<<<<

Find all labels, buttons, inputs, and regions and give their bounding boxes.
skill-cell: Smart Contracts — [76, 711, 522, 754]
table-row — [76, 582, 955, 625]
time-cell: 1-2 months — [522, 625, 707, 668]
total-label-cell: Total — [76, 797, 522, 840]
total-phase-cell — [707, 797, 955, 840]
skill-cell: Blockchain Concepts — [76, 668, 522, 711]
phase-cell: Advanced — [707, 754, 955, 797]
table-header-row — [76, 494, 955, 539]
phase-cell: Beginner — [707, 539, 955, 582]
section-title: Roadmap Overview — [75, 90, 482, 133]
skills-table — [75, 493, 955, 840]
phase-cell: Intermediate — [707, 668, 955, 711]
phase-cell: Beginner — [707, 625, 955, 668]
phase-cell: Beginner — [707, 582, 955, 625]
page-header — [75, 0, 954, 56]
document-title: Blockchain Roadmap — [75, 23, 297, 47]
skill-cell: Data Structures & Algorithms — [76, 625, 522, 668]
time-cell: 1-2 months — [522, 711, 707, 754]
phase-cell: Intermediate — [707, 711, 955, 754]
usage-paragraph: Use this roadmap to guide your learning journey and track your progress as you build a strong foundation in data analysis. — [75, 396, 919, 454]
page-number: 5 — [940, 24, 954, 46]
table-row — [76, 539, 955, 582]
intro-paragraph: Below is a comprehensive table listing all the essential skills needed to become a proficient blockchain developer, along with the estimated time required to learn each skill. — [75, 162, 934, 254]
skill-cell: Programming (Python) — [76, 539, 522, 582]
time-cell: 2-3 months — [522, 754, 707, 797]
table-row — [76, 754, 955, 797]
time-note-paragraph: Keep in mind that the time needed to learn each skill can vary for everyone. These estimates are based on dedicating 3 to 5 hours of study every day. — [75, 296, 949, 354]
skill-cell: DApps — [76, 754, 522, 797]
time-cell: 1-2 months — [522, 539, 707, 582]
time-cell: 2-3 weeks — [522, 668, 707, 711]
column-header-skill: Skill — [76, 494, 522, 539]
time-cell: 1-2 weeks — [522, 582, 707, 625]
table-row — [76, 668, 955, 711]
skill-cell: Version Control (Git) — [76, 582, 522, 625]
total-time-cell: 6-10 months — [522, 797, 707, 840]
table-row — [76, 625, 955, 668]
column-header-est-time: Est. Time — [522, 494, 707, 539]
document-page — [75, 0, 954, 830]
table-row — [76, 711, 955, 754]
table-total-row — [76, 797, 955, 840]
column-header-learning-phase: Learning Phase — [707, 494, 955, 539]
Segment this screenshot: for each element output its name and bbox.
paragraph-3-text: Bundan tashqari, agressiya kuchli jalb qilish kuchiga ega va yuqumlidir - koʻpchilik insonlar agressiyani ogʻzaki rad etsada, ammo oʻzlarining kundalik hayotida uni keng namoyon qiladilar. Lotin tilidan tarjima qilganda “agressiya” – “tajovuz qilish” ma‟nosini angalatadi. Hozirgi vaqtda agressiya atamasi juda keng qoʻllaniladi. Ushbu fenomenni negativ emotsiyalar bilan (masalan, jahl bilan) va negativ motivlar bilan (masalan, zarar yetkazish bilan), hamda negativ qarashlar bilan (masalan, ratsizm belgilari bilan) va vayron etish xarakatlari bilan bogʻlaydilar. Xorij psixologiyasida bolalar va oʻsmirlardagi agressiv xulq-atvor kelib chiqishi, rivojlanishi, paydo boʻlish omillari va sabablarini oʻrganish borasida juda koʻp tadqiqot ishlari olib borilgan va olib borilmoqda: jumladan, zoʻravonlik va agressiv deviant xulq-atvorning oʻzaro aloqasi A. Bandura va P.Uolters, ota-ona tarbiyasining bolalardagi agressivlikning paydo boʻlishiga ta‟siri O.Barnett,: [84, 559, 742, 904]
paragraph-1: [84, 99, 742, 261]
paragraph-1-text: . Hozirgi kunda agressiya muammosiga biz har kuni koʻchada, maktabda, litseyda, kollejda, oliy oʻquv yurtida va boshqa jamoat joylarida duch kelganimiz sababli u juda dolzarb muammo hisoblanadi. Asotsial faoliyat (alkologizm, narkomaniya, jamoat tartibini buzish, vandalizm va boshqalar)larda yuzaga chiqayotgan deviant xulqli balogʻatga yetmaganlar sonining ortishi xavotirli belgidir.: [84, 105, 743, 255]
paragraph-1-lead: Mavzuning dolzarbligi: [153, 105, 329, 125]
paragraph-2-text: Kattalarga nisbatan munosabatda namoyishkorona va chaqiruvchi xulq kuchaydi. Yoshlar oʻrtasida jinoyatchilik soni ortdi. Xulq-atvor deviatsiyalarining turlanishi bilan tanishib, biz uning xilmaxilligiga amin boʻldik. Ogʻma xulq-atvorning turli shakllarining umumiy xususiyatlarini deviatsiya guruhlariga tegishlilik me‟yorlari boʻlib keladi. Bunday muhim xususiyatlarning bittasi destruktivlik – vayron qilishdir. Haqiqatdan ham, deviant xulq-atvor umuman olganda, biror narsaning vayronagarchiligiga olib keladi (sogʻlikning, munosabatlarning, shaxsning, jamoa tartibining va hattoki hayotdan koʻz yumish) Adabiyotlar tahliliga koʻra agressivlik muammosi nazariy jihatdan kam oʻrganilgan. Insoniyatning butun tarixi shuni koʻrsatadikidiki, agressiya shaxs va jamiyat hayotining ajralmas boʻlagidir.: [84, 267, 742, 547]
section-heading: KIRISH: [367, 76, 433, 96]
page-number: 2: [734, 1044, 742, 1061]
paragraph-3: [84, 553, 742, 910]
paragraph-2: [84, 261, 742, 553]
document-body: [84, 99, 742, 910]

>>>>

» Your objective: Render every line above as a Markdown table with a "Row" column numbering each line and a "Line" column holding it, leaving out any blank lines.

» Answer to this exercise:
| Row | Line |
|---|---|
| 1 | Find all labels, buttons, inputs, and regions and give their bounding boxes. |
| 2 | skill-cell: Smart Contracts — [76, 711, 522, 754] |
| 3 | table-row — [76, 582, 955, 625] |
| 4 | time-cell: 1-2 months — [522, 625, 707, 668] |
| 5 | total-label-cell: Total — [76, 797, 522, 840] |
| 6 | total-phase-cell — [707, 797, 955, 840] |
| 7 | skill-cell: Blockchain Concepts — [76, 668, 522, 711] |
| 8 | phase-cell: Advanced — [707, 754, 955, 797] |
| 9 | table-header-row — [76, 494, 955, 539] |
| 10 | phase-cell: Beginner — [707, 539, 955, 582] |
| 11 | section-title: Roadmap Overview — [75, 90, 482, 133] |
| 12 | skills-table — [75, 493, 955, 840] |
| 13 | phase-cell: Intermediate — [707, 668, 955, 711] |
| 14 | phase-cell: Beginner — [707, 625, 955, 668] |
| 15 | phase-cell: Beginner — [707, 582, 955, 625] |
| 16 | page-header — [75, 0, 954, 56] |
| 17 | document-title: Blockchain Roadmap — [75, 23, 297, 47] |
| 18 | skill-cell: Data Structures & Algorithms — [76, 625, 522, 668] |
| 19 | time-cell: 1-2 months — [522, 711, 707, 754] |
| 20 | phase-cell: Intermediate — [707, 711, 955, 754] |
| 21 | usage-paragraph: Use this roadmap to guide your learning journey and track your progress as you build a strong foundation in data analysis. — [75, 396, 919, 454] |
| 22 | page-number: 5 — [940, 24, 954, 46] |
| 23 | table-row — [76, 539, 955, 582] |
| 24 | intro-paragraph: Below is a comprehensive table listing all the essential skills needed to become a proficient blockchain developer, along with the estimated time required to learn each skill. — [75, 162, 934, 254] |
| 25 | skill-cell: Programming (Python) — [76, 539, 522, 582] |
| 26 | time-cell: 2-3 months — [522, 754, 707, 797] |
| 27 | table-row — [76, 754, 955, 797] |
| 28 | time-note-paragraph: Keep in mind that the time needed to learn each skill can vary for everyone. These estimates are based on dedicating 3 to 5 hours of study every day. — [75, 296, 949, 354] |
| 29 | skill-cell: DApps — [76, 754, 522, 797] |
| 30 | time-cell: 1-2 months — [522, 539, 707, 582] |
| 31 | time-cell: 2-3 weeks — [522, 668, 707, 711] |
| 32 | column-header-skill: Skill — [76, 494, 522, 539] |
| 33 | time-cell: 1-2 weeks — [522, 582, 707, 625] |
| 34 | table-row — [76, 668, 955, 711] |
| 35 | skill-cell: Version Control (Git) — [76, 582, 522, 625] |
| 36 | total-time-cell: 6-10 months — [522, 797, 707, 840] |
| 37 | table-row — [76, 625, 955, 668] |
| 38 | column-header-est-time: Est. Time — [522, 494, 707, 539] |
| 39 | document-page — [75, 0, 954, 830] |
| 40 | table-row — [76, 711, 955, 754] |
| 41 | table-total-row — [76, 797, 955, 840] |
| 42 | column-header-learning-phase: Learning Phase — [707, 494, 955, 539] |
| 43 | Segment this screenshot: for each element output its name and bbox. |
| 44 | paragraph-3-text: Bundan tashqari, agressiya kuchli jalb qilish kuchiga ega va yuqumlidir - koʻpchilik insonlar agressiyani ogʻzaki rad etsada, ammo oʻzlarining kundalik hayotida uni keng namoyon qiladilar. Lotin tilidan tarjima qilganda “agressiya” – “tajovuz qilish” ma‟nosini angalatadi. Hozirgi vaqtda agressiya atamasi juda keng qoʻllaniladi. Ushbu fenomenni negativ emotsiyalar bilan (masalan, jahl bilan) va negativ motivlar bilan (masalan, zarar yetkazish bilan), hamda negativ qarashlar bilan (masalan, ratsizm belgilari bilan) va vayron etish xarakatlari bilan bogʻlaydilar. Xorij psixologiyasida bolalar va oʻsmirlardagi agressiv xulq-atvor kelib chiqishi, rivojlanishi, paydo boʻlish omillari va sabablarini oʻrganish borasida juda koʻp tadqiqot ishlari olib borilgan va olib borilmoqda: jumladan, zoʻravonlik va agressiv deviant xulq-atvorning oʻzaro aloqasi A. Bandura va P.Uolters, ota-ona tarbiyasining bolalardagi agressivlikning paydo boʻlishiga ta‟siri O.Barnett,: [84, 559, 742, 904] |
| 45 | paragraph-1: [84, 99, 742, 261] |
| 46 | paragraph-1-text: . Hozirgi kunda agressiya muammosiga biz har kuni koʻchada, maktabda, litseyda, kollejda, oliy oʻquv yurtida va boshqa jamoat joylarida duch kelganimiz sababli u juda dolzarb muammo hisoblanadi. Asotsial faoliyat (alkologizm, narkomaniya, jamoat tartibini buzish, vandalizm va boshqalar)larda yuzaga chiqayotgan deviant xulqli balogʻatga yetmaganlar sonining ortishi xavotirli belgidir.: [84, 105, 743, 255] |
| 47 | paragraph-1-lead: Mavzuning dolzarbligi: [153, 105, 329, 125] |
| 48 | paragraph-2-text: Kattalarga nisbatan munosabatda namoyishkorona va chaqiruvchi xulq kuchaydi. Yoshlar oʻrtasida jinoyatchilik soni ortdi. Xulq-atvor deviatsiyalarining turlanishi bilan tanishib, biz uning xilmaxilligiga amin boʻldik. Ogʻma xulq-atvorning turli shakllarining umumiy xususiyatlarini deviatsiya guruhlariga tegishlilik me‟yorlari boʻlib keladi. Bunday muhim xususiyatlarning bittasi destruktivlik – vayron qilishdir. Haqiqatdan ham, deviant xulq-atvor umuman olganda, biror narsaning vayronagarchiligiga olib keladi (sogʻlikning, munosabatlarning, shaxsning, jamoa tartibining va hattoki hayotdan koʻz yumish) Adabiyotlar tahliliga koʻra agressivlik muammosi nazariy jihatdan kam oʻrganilgan. Insoniyatning butun tarixi shuni koʻrsatadikidiki, agressiya shaxs va jamiyat hayotining ajralmas boʻlagidir.: [84, 267, 742, 547] |
| 49 | section-heading: KIRISH: [367, 76, 433, 96] |
| 50 | page-number: 2: [734, 1044, 742, 1061] |
| 51 | paragraph-3: [84, 553, 742, 910] |
| 52 | paragraph-2: [84, 261, 742, 553] |
| 53 | document-body: [84, 99, 742, 910] |